* _What you will do_
For the material that follows, list every line containing the word "Sell".

>> start Task data

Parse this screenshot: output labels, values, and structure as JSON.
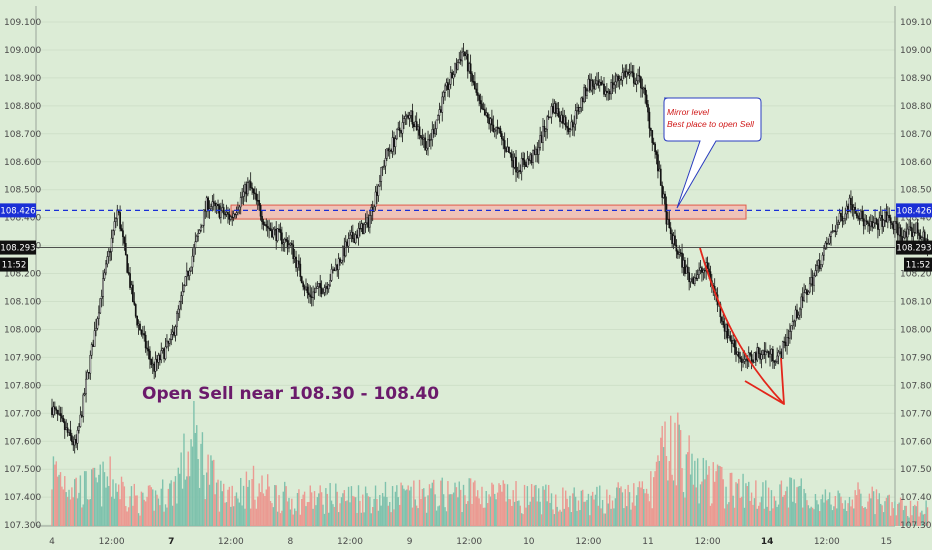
{
  "chart_data": {
    "type": "candlestick",
    "colors": {
      "background": "#dcecd6",
      "candle": "#111111",
      "volume_up": "#7fc2ad",
      "volume_down": "#eb9a92",
      "level_line": "#1a2fd6",
      "zone_fill": "#f6b6ae",
      "zone_border": "#e05a4a",
      "annotation": "#6b1a6b",
      "arrow": "#e3261b",
      "note_text": "#d01818",
      "note_border": "#2a3cc0"
    },
    "y_axis": {
      "range": [
        107.3,
        109.15
      ],
      "ticks": [
        "109.100",
        "109.000",
        "108.900",
        "108.800",
        "108.700",
        "108.600",
        "108.500",
        "108.400",
        "108.300",
        "108.200",
        "108.100",
        "108.000",
        "107.900",
        "107.800",
        "107.700",
        "107.600",
        "107.500",
        "107.400",
        "107.300"
      ]
    },
    "x_axis": {
      "labels": [
        "4",
        "12:00",
        "7",
        "12:00",
        "8",
        "12:00",
        "9",
        "12:00",
        "10",
        "12:00",
        "11",
        "12:00",
        "14",
        "12:00",
        "15"
      ],
      "bold_labels": [
        "7",
        "14"
      ]
    },
    "price_path": [
      [
        0,
        107.72
      ],
      [
        0.4,
        107.58
      ],
      [
        0.8,
        108.1
      ],
      [
        1.1,
        108.43
      ],
      [
        1.4,
        108.05
      ],
      [
        1.7,
        107.86
      ],
      [
        2.0,
        107.96
      ],
      [
        2.3,
        108.22
      ],
      [
        2.6,
        108.45
      ],
      [
        3.0,
        108.4
      ],
      [
        3.3,
        108.52
      ],
      [
        3.6,
        108.37
      ],
      [
        4.0,
        108.3
      ],
      [
        4.3,
        108.12
      ],
      [
        4.6,
        108.16
      ],
      [
        5.0,
        108.32
      ],
      [
        5.3,
        108.38
      ],
      [
        5.6,
        108.62
      ],
      [
        6.0,
        108.78
      ],
      [
        6.3,
        108.65
      ],
      [
        6.6,
        108.85
      ],
      [
        6.9,
        109.0
      ],
      [
        7.2,
        108.78
      ],
      [
        7.5,
        108.7
      ],
      [
        7.8,
        108.58
      ],
      [
        8.1,
        108.62
      ],
      [
        8.4,
        108.8
      ],
      [
        8.7,
        108.72
      ],
      [
        9.0,
        108.88
      ],
      [
        9.3,
        108.85
      ],
      [
        9.6,
        108.92
      ],
      [
        9.9,
        108.88
      ],
      [
        10.15,
        108.6
      ],
      [
        10.35,
        108.35
      ],
      [
        10.7,
        108.18
      ],
      [
        11.0,
        108.22
      ],
      [
        11.3,
        108.0
      ],
      [
        11.6,
        107.88
      ],
      [
        11.9,
        107.92
      ],
      [
        12.2,
        107.9
      ],
      [
        12.5,
        108.06
      ],
      [
        12.8,
        108.2
      ],
      [
        13.1,
        108.35
      ],
      [
        13.4,
        108.46
      ],
      [
        13.7,
        108.36
      ],
      [
        14.0,
        108.4
      ],
      [
        14.3,
        108.33
      ],
      [
        14.5,
        108.36
      ],
      [
        14.7,
        108.3
      ]
    ],
    "volume_profile": [
      [
        0,
        0.38
      ],
      [
        0.5,
        0.25
      ],
      [
        1.0,
        0.31
      ],
      [
        1.5,
        0.16
      ],
      [
        2.0,
        0.24
      ],
      [
        2.4,
        0.58
      ],
      [
        2.8,
        0.22
      ],
      [
        3.4,
        0.27
      ],
      [
        4.0,
        0.18
      ],
      [
        5.0,
        0.2
      ],
      [
        6.0,
        0.2
      ],
      [
        7.0,
        0.23
      ],
      [
        8.0,
        0.19
      ],
      [
        9.0,
        0.17
      ],
      [
        10.0,
        0.22
      ],
      [
        10.4,
        0.6
      ],
      [
        10.8,
        0.34
      ],
      [
        11.5,
        0.24
      ],
      [
        12.5,
        0.22
      ],
      [
        13.2,
        0.16
      ],
      [
        13.6,
        0.2
      ],
      [
        14.0,
        0.14
      ],
      [
        14.7,
        0.12
      ]
    ],
    "current_price": {
      "value": "108.293",
      "countdown": "11:52"
    },
    "resistance_level": {
      "value": "108.426",
      "zone_low": 108.395,
      "zone_high": 108.445
    },
    "text_annotation": "Open Sell near 108.30 - 108.40",
    "callout": {
      "line1": "Mirror level",
      "line2": "Best place to open Sell"
    }
  }
}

>> end Task data

* _Solution to this exercise_
    "text_annotation": "Open Sell near 108.30 - 108.40",
      "line2": "Best place to open Sell"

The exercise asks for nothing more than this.